In full and without alteration, give the listing again.
--- --- ---
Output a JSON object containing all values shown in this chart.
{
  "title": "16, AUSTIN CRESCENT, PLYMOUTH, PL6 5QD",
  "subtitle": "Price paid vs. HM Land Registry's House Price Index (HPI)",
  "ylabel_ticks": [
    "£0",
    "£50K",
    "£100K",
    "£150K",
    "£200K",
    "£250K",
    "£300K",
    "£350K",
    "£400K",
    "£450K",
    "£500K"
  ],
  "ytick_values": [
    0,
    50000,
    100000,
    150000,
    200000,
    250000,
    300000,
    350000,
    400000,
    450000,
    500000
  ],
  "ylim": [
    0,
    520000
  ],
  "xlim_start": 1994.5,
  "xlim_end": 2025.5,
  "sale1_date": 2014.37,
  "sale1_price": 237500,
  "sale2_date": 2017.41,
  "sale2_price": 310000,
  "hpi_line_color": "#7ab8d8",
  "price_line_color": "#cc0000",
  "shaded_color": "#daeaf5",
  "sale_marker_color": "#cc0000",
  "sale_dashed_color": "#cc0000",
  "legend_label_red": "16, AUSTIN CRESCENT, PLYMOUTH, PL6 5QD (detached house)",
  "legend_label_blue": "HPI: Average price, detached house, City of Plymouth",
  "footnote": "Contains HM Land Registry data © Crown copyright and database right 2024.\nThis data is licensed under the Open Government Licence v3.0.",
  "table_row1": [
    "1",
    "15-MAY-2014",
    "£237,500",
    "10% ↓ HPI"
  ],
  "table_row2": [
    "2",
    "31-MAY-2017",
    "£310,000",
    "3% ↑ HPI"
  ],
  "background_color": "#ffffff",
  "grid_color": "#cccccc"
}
--- --- ---
Full response:
Output a JSON object containing all values shown in this chart.
{
  "title": "16, AUSTIN CRESCENT, PLYMOUTH, PL6 5QD",
  "subtitle": "Price paid vs. HM Land Registry's House Price Index (HPI)",
  "ylabel_ticks": [
    "£0",
    "£50K",
    "£100K",
    "£150K",
    "£200K",
    "£250K",
    "£300K",
    "£350K",
    "£400K",
    "£450K",
    "£500K"
  ],
  "ytick_values": [
    0,
    50000,
    100000,
    150000,
    200000,
    250000,
    300000,
    350000,
    400000,
    450000,
    500000
  ],
  "ylim": [
    0,
    520000
  ],
  "xlim_start": 1994.5,
  "xlim_end": 2025.5,
  "sale1_date": 2014.37,
  "sale1_price": 237500,
  "sale2_date": 2017.41,
  "sale2_price": 310000,
  "hpi_line_color": "#7ab8d8",
  "price_line_color": "#cc0000",
  "shaded_color": "#daeaf5",
  "sale_marker_color": "#cc0000",
  "sale_dashed_color": "#cc0000",
  "legend_label_red": "16, AUSTIN CRESCENT, PLYMOUTH, PL6 5QD (detached house)",
  "legend_label_blue": "HPI: Average price, detached house, City of Plymouth",
  "footnote": "Contains HM Land Registry data © Crown copyright and database right 2024.\nThis data is licensed under the Open Government Licence v3.0.",
  "table_row1": [
    "1",
    "15-MAY-2014",
    "£237,500",
    "10% ↓ HPI"
  ],
  "table_row2": [
    "2",
    "31-MAY-2017",
    "£310,000",
    "3% ↑ HPI"
  ],
  "background_color": "#ffffff",
  "grid_color": "#cccccc"
}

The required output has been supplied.